+++ Data rows
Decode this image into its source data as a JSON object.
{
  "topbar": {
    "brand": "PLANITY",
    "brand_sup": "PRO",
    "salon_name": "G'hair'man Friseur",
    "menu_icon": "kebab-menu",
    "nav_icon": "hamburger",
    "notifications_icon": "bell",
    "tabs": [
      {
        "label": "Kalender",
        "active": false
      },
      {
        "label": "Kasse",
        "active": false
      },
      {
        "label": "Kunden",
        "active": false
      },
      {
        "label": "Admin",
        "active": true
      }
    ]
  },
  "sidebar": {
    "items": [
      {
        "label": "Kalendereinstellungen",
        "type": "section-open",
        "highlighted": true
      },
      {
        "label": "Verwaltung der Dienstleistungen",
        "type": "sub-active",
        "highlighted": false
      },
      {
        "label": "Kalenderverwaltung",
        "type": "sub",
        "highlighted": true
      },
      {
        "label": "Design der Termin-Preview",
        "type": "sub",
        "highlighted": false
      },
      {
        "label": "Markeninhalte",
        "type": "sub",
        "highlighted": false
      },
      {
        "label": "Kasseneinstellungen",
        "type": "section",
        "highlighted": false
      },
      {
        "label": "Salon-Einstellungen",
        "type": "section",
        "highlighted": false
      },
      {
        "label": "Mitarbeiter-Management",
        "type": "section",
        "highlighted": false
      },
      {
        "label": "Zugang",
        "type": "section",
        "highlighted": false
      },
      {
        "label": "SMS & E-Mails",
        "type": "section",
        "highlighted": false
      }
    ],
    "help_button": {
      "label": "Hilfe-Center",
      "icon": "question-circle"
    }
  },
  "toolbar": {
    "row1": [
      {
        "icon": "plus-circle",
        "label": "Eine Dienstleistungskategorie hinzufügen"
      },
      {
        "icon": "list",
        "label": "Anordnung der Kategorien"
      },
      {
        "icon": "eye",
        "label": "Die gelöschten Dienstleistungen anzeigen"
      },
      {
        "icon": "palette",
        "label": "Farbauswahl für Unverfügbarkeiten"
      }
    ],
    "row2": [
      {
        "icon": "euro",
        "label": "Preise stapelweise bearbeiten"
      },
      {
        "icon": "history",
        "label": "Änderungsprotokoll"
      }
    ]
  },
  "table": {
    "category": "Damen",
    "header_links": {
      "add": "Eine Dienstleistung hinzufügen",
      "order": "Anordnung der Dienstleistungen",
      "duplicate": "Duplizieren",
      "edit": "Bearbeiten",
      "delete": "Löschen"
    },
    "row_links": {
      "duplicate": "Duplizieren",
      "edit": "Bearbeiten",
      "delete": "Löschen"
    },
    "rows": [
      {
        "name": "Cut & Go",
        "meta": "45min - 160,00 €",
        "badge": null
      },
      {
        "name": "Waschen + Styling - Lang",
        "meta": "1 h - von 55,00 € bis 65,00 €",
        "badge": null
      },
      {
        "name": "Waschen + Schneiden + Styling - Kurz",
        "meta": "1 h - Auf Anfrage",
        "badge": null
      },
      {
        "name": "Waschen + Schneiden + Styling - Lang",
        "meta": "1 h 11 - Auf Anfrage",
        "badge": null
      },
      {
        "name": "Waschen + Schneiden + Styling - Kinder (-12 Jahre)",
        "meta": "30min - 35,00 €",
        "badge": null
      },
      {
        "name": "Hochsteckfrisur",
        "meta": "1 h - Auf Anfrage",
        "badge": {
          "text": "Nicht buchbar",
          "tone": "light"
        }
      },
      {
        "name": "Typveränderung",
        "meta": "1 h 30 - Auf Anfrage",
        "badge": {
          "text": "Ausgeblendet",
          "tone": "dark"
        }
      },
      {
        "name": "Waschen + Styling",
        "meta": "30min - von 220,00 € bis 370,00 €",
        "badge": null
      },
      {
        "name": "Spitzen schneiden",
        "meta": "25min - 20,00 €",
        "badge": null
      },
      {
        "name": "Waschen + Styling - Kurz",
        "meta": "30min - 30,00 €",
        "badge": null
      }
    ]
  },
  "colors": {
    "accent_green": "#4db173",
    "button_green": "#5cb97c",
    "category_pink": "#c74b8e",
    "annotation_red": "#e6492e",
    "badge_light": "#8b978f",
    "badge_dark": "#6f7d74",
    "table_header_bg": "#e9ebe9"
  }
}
++++++
* [Directions for this task]
Print the material verbatim, all of it.

* [The completed task]
Decode this image into its source data as a JSON object.
{
  "topbar": {
    "brand": "PLANITY",
    "brand_sup": "PRO",
    "salon_name": "G'hair'man Friseur",
    "menu_icon": "kebab-menu",
    "nav_icon": "hamburger",
    "notifications_icon": "bell",
    "tabs": [
      {
        "label": "Kalender",
        "active": false
      },
      {
        "label": "Kasse",
        "active": false
      },
      {
        "label": "Kunden",
        "active": false
      },
      {
        "label": "Admin",
        "active": true
      }
    ]
  },
  "sidebar": {
    "items": [
      {
        "label": "Kalendereinstellungen",
        "type": "section-open",
        "highlighted": true
      },
      {
        "label": "Verwaltung der Dienstleistungen",
        "type": "sub-active",
        "highlighted": false
      },
      {
        "label": "Kalenderverwaltung",
        "type": "sub",
        "highlighted": true
      },
      {
        "label": "Design der Termin-Preview",
        "type": "sub",
        "highlighted": false
      },
      {
        "label": "Markeninhalte",
        "type": "sub",
        "highlighted": false
      },
      {
        "label": "Kasseneinstellungen",
        "type": "section",
        "highlighted": false
      },
      {
        "label": "Salon-Einstellungen",
        "type": "section",
        "highlighted": false
      },
      {
        "label": "Mitarbeiter-Management",
        "type": "section",
        "highlighted": false
      },
      {
        "label": "Zugang",
        "type": "section",
        "highlighted": false
      },
      {
        "label": "SMS & E-Mails",
        "type": "section",
        "highlighted": false
      }
    ],
    "help_button": {
      "label": "Hilfe-Center",
      "icon": "question-circle"
    }
  },
  "toolbar": {
    "row1": [
      {
        "icon": "plus-circle",
        "label": "Eine Dienstleistungskategorie hinzufügen"
      },
      {
        "icon": "list",
        "label": "Anordnung der Kategorien"
      },
      {
        "icon": "eye",
        "label": "Die gelöschten Dienstleistungen anzeigen"
      },
      {
        "icon": "palette",
        "label": "Farbauswahl für Unverfügbarkeiten"
      }
    ],
    "row2": [
      {
        "icon": "euro",
        "label": "Preise stapelweise bearbeiten"
      },
      {
        "icon": "history",
        "label": "Änderungsprotokoll"
      }
    ]
  },
  "table": {
    "category": "Damen",
    "header_links": {
      "add": "Eine Dienstleistung hinzufügen",
      "order": "Anordnung der Dienstleistungen",
      "duplicate": "Duplizieren",
      "edit": "Bearbeiten",
      "delete": "Löschen"
    },
    "row_links": {
      "duplicate": "Duplizieren",
      "edit": "Bearbeiten",
      "delete": "Löschen"
    },
    "rows": [
      {
        "name": "Cut & Go",
        "meta": "45min - 160,00 €",
        "badge": null
      },
      {
        "name": "Waschen + Styling - Lang",
        "meta": "1 h - von 55,00 € bis 65,00 €",
        "badge": null
      },
      {
        "name": "Waschen + Schneiden + Styling - Kurz",
        "meta": "1 h - Auf Anfrage",
        "badge": null
      },
      {
        "name": "Waschen + Schneiden + Styling - Lang",
        "meta": "1 h 11 - Auf Anfrage",
        "badge": null
      },
      {
        "name": "Waschen + Schneiden + Styling - Kinder (-12 Jahre)",
        "meta": "30min - 35,00 €",
        "badge": null
      },
      {
        "name": "Hochsteckfrisur",
        "meta": "1 h - Auf Anfrage",
        "badge": {
          "text": "Nicht buchbar",
          "tone": "light"
        }
      },
      {
        "name": "Typveränderung",
        "meta": "1 h 30 - Auf Anfrage",
        "badge": {
          "text": "Ausgeblendet",
          "tone": "dark"
        }
      },
      {
        "name": "Waschen + Styling",
        "meta": "30min - von 220,00 € bis 370,00 €",
        "badge": null
      },
      {
        "name": "Spitzen schneiden",
        "meta": "25min - 20,00 €",
        "badge": null
      },
      {
        "name": "Waschen + Styling - Kurz",
        "meta": "30min - 30,00 €",
        "badge": null
      }
    ]
  },
  "colors": {
    "accent_green": "#4db173",
    "button_green": "#5cb97c",
    "category_pink": "#c74b8e",
    "annotation_red": "#e6492e",
    "badge_light": "#8b978f",
    "badge_dark": "#6f7d74",
    "table_header_bg": "#e9ebe9"
  }
}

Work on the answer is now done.